What you need to do
Pull every line containing the word "năng" from the records.

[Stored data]
* * *
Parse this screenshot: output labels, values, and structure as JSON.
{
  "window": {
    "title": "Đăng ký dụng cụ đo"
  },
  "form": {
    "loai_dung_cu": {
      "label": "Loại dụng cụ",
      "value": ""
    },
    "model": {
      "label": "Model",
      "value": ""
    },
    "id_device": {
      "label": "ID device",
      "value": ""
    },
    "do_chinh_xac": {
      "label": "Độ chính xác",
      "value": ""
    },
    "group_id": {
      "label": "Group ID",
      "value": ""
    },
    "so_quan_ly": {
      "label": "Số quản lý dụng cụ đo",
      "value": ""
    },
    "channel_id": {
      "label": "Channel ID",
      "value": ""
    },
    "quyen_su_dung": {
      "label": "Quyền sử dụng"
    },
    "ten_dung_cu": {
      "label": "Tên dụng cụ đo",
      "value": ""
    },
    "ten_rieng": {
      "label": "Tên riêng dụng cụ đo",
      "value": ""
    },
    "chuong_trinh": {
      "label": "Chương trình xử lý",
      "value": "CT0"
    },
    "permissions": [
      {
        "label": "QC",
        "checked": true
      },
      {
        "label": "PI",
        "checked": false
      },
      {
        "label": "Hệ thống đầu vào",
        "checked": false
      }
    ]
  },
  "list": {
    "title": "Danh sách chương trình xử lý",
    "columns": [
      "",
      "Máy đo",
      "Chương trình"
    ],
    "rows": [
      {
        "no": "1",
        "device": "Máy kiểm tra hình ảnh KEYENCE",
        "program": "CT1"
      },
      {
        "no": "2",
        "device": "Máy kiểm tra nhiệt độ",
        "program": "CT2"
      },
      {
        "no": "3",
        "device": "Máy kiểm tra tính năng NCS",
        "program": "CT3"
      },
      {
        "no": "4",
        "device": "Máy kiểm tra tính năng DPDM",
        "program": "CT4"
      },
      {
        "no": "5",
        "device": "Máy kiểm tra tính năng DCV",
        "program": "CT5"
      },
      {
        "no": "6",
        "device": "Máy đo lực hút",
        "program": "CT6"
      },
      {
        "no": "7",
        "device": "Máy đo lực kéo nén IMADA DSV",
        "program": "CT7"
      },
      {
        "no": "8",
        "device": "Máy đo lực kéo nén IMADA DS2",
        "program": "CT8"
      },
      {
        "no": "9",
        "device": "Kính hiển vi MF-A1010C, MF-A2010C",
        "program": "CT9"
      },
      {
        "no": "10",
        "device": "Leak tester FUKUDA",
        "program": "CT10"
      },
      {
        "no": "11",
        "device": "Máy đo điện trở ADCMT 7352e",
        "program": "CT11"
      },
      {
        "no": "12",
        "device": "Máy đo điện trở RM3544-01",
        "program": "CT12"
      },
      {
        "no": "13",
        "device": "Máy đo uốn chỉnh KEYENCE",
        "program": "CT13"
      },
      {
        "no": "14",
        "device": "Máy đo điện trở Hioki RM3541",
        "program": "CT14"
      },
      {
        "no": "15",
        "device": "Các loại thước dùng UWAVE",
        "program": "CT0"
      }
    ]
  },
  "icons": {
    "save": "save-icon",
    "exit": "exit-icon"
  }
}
* * *
Full answer
        "device": "Máy kiểm tra tính năng NCS",
        "device": "Máy kiểm tra tính năng DPDM",
        "device": "Máy kiểm tra tính năng DCV",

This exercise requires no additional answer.